◆ Set problem:
What is the number of lines that include the word "Engineer"? Provide only that figure.

Collected data entries:
○ ○ ○ ○ ○ ○ ○

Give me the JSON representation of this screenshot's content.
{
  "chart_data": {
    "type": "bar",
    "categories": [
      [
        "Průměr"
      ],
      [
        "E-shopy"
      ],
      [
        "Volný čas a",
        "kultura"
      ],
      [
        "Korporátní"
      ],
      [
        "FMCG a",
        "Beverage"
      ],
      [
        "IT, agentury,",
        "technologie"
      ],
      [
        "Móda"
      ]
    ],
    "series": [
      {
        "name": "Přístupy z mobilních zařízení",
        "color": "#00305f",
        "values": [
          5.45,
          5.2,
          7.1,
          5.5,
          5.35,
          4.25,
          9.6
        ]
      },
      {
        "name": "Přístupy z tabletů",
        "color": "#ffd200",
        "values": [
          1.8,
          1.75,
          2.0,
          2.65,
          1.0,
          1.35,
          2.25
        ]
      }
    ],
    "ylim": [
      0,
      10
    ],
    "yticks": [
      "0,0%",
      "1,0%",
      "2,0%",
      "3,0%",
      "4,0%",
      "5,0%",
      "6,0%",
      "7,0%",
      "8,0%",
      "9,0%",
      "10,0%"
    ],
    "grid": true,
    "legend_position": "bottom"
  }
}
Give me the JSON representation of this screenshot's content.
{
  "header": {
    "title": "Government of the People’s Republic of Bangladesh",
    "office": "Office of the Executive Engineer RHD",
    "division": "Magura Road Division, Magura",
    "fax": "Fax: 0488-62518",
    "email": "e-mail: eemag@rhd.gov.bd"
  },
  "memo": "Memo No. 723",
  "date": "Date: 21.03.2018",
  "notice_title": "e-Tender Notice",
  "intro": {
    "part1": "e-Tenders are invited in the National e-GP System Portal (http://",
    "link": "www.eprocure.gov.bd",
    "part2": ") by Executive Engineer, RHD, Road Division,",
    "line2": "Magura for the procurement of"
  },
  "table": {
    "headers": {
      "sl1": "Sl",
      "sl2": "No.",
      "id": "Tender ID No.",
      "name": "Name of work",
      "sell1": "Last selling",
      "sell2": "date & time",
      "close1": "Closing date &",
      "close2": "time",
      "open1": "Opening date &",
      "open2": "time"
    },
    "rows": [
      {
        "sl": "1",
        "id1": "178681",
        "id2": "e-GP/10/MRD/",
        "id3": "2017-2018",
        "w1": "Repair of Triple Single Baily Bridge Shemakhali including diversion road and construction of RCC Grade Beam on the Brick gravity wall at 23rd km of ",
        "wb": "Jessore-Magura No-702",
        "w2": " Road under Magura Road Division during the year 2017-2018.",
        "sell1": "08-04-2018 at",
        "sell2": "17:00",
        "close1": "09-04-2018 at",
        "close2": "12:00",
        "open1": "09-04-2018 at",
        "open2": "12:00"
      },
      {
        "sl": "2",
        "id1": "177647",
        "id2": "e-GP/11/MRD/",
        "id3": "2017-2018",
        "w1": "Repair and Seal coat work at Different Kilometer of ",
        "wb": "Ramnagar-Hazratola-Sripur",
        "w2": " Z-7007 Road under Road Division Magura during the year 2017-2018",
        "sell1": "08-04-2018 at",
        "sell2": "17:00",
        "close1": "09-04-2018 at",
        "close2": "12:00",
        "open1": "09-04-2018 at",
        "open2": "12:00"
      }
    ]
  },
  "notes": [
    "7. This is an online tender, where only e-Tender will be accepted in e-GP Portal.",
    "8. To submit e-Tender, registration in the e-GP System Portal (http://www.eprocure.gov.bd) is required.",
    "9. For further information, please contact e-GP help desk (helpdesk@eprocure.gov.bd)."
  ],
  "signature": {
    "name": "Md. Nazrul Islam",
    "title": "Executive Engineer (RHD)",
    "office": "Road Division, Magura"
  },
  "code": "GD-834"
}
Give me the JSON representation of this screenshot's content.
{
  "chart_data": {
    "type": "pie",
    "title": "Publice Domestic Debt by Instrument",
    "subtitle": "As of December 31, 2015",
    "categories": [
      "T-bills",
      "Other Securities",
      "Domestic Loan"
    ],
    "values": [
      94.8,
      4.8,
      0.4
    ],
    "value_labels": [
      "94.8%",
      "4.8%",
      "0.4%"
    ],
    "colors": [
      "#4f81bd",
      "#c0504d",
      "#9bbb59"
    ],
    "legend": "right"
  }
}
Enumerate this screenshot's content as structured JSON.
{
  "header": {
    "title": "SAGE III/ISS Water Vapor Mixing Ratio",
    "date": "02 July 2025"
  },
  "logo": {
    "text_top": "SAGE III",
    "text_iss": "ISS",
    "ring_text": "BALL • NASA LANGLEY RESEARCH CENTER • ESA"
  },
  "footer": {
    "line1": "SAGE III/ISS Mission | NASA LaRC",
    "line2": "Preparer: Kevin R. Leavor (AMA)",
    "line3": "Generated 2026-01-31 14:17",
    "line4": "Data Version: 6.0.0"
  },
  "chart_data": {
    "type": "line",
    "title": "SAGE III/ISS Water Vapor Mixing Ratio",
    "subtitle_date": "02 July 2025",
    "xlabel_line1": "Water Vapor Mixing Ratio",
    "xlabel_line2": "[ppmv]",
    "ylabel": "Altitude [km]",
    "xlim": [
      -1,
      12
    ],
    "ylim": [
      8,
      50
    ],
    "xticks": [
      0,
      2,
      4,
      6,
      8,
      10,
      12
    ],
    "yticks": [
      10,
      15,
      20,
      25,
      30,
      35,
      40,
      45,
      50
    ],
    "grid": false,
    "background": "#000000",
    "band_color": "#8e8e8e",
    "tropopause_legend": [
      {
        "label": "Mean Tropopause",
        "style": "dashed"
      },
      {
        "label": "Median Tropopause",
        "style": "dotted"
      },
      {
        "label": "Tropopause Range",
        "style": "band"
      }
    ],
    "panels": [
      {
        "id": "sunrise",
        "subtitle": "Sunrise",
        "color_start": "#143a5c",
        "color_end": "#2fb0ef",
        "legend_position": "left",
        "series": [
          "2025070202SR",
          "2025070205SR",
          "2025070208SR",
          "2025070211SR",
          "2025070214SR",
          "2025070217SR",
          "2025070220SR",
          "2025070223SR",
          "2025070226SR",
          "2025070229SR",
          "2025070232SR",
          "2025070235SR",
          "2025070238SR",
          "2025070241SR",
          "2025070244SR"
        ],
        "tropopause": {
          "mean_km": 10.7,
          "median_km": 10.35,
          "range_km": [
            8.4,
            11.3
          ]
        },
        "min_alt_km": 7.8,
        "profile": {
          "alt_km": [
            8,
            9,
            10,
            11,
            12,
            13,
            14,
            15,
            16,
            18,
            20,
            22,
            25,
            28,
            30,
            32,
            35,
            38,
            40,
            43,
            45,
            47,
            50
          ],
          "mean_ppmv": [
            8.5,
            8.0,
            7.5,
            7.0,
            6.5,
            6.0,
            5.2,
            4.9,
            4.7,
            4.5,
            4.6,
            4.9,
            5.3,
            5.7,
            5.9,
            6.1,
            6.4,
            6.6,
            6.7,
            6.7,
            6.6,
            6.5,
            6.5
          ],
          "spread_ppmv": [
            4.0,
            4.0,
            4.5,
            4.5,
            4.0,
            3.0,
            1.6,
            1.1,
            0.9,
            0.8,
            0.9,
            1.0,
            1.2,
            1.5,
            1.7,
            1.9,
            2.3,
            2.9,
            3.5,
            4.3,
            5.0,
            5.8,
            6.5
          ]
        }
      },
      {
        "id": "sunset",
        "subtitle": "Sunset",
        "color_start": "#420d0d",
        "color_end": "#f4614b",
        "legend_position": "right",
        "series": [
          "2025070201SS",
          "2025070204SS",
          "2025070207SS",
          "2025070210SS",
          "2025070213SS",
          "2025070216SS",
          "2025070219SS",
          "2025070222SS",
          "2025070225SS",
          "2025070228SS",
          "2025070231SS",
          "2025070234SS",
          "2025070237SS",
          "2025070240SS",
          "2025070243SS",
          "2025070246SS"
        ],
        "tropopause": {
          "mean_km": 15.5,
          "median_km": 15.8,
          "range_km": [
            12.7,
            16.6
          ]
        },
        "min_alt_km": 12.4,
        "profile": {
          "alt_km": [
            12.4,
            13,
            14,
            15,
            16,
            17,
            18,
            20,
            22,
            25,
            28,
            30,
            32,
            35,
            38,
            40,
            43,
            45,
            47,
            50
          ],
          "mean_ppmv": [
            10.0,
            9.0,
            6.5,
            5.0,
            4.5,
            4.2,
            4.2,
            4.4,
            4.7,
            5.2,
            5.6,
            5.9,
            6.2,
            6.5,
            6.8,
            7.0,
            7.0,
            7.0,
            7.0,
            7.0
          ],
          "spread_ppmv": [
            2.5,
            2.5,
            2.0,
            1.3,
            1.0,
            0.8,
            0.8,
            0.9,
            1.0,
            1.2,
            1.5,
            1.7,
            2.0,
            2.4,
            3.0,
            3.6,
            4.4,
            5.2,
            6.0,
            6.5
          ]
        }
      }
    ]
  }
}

○ ○ ○ ○ ○ ○ ○

◆ Answer for this exercise:
3